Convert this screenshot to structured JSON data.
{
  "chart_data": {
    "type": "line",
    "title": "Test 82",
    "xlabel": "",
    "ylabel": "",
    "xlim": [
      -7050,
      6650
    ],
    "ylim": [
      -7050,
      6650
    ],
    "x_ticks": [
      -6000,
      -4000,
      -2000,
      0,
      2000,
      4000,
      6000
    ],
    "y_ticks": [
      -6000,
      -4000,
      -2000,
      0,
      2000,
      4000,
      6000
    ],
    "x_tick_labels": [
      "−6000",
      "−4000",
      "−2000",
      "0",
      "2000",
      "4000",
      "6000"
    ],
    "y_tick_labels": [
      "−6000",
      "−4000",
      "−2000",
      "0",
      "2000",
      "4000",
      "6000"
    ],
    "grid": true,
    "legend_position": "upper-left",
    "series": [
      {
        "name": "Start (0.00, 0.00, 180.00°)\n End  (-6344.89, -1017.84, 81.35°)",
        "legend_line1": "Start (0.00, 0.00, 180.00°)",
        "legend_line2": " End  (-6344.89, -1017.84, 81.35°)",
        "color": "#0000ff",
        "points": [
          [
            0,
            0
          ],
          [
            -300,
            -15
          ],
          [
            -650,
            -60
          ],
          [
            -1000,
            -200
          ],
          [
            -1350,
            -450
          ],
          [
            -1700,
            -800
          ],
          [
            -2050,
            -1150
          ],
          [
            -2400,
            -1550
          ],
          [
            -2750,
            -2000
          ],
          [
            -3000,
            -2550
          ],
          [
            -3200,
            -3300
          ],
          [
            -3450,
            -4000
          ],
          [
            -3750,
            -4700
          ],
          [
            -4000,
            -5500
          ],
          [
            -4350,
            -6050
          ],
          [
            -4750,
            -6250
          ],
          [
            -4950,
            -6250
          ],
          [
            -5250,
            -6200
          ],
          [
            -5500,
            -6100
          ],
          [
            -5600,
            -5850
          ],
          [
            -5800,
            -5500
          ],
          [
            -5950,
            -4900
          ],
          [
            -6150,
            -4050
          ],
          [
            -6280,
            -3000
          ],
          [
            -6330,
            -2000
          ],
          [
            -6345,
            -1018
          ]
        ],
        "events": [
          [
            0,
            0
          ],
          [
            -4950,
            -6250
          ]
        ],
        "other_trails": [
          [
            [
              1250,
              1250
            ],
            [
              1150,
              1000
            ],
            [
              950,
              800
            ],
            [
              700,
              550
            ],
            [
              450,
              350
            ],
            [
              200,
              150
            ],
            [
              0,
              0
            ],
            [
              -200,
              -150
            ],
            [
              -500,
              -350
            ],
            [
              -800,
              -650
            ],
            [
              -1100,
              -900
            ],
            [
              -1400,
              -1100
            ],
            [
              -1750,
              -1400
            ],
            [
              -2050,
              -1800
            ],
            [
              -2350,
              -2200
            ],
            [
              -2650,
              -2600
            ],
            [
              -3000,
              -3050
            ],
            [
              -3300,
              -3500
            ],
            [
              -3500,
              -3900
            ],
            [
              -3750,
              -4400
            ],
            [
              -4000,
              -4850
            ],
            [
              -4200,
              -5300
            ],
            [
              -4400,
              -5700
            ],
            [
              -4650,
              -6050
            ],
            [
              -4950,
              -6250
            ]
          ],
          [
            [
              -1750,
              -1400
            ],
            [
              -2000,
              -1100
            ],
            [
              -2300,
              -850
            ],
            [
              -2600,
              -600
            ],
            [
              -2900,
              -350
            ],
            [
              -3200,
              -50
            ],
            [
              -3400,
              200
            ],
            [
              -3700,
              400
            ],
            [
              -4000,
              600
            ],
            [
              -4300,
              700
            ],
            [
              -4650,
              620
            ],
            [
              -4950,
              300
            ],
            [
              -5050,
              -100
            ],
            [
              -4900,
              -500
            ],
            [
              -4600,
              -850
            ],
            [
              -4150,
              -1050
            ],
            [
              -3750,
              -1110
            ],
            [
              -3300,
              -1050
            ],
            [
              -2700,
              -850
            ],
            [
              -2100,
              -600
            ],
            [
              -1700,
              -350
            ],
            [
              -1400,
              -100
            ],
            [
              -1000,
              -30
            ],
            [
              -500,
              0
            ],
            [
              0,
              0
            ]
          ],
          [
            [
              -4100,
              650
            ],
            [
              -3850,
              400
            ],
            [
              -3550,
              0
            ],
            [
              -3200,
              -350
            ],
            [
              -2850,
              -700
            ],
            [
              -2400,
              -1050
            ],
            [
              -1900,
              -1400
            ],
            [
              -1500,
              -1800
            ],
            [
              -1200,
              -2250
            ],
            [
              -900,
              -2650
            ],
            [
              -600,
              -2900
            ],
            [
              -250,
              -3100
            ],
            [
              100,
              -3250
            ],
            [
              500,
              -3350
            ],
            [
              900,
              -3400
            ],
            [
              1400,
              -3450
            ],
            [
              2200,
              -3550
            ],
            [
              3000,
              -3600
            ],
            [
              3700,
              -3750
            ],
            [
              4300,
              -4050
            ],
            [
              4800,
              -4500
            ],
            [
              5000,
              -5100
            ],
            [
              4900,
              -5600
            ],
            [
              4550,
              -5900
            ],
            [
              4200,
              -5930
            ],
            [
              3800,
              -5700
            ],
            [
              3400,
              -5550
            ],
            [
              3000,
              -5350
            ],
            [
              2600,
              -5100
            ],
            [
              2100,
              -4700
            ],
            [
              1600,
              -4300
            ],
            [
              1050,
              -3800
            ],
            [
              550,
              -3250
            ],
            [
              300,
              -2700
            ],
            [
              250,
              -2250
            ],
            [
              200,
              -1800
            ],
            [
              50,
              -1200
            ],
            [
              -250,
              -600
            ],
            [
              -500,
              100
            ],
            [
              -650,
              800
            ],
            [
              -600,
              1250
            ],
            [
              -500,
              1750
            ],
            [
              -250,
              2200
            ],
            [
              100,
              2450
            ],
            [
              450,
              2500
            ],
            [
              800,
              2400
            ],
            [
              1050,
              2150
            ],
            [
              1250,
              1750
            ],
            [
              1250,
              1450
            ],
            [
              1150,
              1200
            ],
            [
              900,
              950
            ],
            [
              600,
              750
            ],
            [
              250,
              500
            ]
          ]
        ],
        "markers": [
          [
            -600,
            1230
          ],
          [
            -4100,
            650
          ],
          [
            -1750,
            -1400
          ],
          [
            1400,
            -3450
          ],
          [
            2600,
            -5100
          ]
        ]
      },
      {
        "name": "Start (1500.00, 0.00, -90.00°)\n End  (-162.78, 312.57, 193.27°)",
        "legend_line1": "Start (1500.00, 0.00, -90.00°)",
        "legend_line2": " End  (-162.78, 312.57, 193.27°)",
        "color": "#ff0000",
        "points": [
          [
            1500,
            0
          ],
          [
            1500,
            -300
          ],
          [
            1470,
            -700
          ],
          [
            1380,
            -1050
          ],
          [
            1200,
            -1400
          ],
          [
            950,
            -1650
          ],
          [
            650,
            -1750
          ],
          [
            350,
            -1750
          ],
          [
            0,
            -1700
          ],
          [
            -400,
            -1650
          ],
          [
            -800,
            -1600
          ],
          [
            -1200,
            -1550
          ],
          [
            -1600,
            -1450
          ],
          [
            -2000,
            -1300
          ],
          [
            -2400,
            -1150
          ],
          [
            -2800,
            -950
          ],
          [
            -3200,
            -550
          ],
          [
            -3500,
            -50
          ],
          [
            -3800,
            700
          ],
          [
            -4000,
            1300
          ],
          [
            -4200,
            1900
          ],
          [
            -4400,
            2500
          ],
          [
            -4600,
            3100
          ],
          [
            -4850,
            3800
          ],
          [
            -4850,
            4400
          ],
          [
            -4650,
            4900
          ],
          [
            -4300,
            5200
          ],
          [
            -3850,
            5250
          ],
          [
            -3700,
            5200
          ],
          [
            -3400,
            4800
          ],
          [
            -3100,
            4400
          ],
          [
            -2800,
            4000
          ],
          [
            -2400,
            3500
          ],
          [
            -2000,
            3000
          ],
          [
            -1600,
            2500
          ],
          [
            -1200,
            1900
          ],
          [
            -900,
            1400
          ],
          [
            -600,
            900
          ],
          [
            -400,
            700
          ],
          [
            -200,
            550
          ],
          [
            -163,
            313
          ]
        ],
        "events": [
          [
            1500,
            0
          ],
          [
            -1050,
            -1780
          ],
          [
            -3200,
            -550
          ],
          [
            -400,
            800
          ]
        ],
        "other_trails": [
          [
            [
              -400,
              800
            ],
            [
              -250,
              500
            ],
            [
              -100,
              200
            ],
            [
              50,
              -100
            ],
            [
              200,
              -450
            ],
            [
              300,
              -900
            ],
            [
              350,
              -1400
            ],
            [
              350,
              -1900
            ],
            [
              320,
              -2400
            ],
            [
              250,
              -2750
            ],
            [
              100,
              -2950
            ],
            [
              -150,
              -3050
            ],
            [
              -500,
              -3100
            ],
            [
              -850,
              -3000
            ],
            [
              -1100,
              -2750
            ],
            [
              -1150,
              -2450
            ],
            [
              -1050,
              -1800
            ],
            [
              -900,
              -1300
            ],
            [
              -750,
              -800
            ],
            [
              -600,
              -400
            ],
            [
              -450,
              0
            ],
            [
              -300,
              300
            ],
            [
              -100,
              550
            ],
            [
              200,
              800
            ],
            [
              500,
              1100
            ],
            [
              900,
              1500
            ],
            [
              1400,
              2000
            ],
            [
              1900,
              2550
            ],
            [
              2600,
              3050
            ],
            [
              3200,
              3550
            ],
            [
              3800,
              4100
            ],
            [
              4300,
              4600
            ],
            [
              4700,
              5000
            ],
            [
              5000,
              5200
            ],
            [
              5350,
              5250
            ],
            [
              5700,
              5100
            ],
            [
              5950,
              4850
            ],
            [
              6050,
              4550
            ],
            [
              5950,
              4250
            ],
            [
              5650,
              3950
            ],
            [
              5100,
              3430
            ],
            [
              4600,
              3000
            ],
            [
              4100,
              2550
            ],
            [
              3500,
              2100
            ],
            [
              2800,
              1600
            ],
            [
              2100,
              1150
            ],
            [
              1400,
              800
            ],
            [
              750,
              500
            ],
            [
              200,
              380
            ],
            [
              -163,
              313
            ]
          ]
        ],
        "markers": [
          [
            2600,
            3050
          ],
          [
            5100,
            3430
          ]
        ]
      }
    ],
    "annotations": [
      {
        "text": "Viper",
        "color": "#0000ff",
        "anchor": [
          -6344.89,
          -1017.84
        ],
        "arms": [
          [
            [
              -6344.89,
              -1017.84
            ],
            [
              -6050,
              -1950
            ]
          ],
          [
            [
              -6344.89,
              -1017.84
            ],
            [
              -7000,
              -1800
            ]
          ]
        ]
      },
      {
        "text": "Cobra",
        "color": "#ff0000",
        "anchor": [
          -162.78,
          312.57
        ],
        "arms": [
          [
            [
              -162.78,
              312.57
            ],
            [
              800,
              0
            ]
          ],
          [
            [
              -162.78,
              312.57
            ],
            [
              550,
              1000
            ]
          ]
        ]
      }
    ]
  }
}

.....

Count how many lines of the data include the word "Start". Your reply should be that number alone.

_Result of the task_
4